DATA ENTRIES:
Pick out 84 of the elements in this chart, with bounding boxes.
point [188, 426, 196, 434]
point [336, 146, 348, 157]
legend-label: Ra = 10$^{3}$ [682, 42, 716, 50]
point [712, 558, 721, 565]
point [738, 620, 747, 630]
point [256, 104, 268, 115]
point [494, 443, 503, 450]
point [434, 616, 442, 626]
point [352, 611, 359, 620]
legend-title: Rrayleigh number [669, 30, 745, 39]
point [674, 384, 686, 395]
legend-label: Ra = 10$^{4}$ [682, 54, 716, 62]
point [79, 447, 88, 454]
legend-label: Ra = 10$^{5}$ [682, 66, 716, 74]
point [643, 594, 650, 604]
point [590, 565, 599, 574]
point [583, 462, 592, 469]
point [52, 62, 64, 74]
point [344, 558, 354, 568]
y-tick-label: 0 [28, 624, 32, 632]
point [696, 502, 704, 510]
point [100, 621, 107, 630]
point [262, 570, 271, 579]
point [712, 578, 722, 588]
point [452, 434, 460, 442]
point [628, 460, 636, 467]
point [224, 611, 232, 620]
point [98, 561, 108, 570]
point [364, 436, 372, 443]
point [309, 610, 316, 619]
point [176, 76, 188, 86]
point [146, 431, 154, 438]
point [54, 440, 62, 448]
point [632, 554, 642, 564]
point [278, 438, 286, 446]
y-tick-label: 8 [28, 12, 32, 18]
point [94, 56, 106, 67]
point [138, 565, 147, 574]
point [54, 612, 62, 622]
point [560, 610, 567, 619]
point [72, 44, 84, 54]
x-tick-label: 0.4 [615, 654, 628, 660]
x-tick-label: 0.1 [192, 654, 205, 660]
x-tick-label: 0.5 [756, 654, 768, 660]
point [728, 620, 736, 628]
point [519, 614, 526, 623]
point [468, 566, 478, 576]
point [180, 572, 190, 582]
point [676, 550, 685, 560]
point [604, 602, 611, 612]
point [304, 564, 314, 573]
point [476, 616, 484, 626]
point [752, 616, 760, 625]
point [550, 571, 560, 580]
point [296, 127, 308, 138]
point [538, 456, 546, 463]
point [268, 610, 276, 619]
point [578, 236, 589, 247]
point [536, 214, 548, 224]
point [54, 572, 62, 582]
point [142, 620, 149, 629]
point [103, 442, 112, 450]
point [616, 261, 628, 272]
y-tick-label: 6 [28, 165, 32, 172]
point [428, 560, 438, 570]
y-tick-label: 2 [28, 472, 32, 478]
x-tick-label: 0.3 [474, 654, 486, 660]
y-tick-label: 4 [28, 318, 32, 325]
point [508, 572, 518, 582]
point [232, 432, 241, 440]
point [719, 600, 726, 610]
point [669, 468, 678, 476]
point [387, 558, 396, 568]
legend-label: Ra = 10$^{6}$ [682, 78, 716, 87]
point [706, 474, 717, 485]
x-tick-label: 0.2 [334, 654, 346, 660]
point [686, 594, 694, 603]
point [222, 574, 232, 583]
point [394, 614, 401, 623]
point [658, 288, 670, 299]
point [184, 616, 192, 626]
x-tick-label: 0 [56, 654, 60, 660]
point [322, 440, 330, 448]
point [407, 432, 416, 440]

WRITTEN EXERCISE: Rewrite every line of the item above as a JSON list of strings, one string per line, omitting any blank lines.

TASK RESULT:
[
  "Pick out 84 of the elements in this chart, with bounding boxes.",
  "point [188, 426, 196, 434]",
  "point [336, 146, 348, 157]",
  "legend-label: Ra = 10$^{3}$ [682, 42, 716, 50]",
  "point [712, 558, 721, 565]",
  "point [738, 620, 747, 630]",
  "point [256, 104, 268, 115]",
  "point [494, 443, 503, 450]",
  "point [434, 616, 442, 626]",
  "point [352, 611, 359, 620]",
  "legend-title: Rrayleigh number [669, 30, 745, 39]",
  "point [674, 384, 686, 395]",
  "legend-label: Ra = 10$^{4}$ [682, 54, 716, 62]",
  "point [79, 447, 88, 454]",
  "legend-label: Ra = 10$^{5}$ [682, 66, 716, 74]",
  "point [643, 594, 650, 604]",
  "point [590, 565, 599, 574]",
  "point [583, 462, 592, 469]",
  "point [52, 62, 64, 74]",
  "point [344, 558, 354, 568]",
  "y-tick-label: 0 [28, 624, 32, 632]",
  "point [696, 502, 704, 510]",
  "point [100, 621, 107, 630]",
  "point [262, 570, 271, 579]",
  "point [712, 578, 722, 588]",
  "point [452, 434, 460, 442]",
  "point [628, 460, 636, 467]",
  "point [224, 611, 232, 620]",
  "point [98, 561, 108, 570]",
  "point [364, 436, 372, 443]",
  "point [309, 610, 316, 619]",
  "point [176, 76, 188, 86]",
  "point [146, 431, 154, 438]",
  "point [54, 440, 62, 448]",
  "point [632, 554, 642, 564]",
  "point [278, 438, 286, 446]",
  "y-tick-label: 8 [28, 12, 32, 18]",
  "point [94, 56, 106, 67]",
  "point [138, 565, 147, 574]",
  "point [54, 612, 62, 622]",
  "point [560, 610, 567, 619]",
  "point [72, 44, 84, 54]",
  "x-tick-label: 0.4 [615, 654, 628, 660]",
  "x-tick-label: 0.1 [192, 654, 205, 660]",
  "x-tick-label: 0.5 [756, 654, 768, 660]",
  "point [728, 620, 736, 628]",
  "point [519, 614, 526, 623]",
  "point [468, 566, 478, 576]",
  "point [180, 572, 190, 582]",
  "point [676, 550, 685, 560]",
  "point [604, 602, 611, 612]",
  "point [304, 564, 314, 573]",
  "point [476, 616, 484, 626]",
  "point [752, 616, 760, 625]",
  "point [550, 571, 560, 580]",
  "point [296, 127, 308, 138]",
  "point [538, 456, 546, 463]",
  "point [268, 610, 276, 619]",
  "point [578, 236, 589, 247]",
  "point [536, 214, 548, 224]",
  "point [54, 572, 62, 582]",
  "point [142, 620, 149, 629]",
  "point [103, 442, 112, 450]",
  "point [616, 261, 628, 272]",
  "y-tick-label: 6 [28, 165, 32, 172]",
  "point [428, 560, 438, 570]",
  "y-tick-label: 2 [28, 472, 32, 478]",
  "x-tick-label: 0.3 [474, 654, 486, 660]",
  "y-tick-label: 4 [28, 318, 32, 325]",
  "point [508, 572, 518, 582]",
  "point [232, 432, 241, 440]",
  "point [719, 600, 726, 610]",
  "point [669, 468, 678, 476]",
  "point [387, 558, 396, 568]",
  "legend-label: Ra = 10$^{6}$ [682, 78, 716, 87]",
  "point [706, 474, 717, 485]",
  "x-tick-label: 0.2 [334, 654, 346, 660]",
  "point [686, 594, 694, 603]",
  "point [222, 574, 232, 583]",
  "point [394, 614, 401, 623]",
  "point [658, 288, 670, 299]",
  "point [184, 616, 192, 626]",
  "x-tick-label: 0 [56, 654, 60, 660]",
  "point [322, 440, 330, 448]",
  "point [407, 432, 416, 440]"
]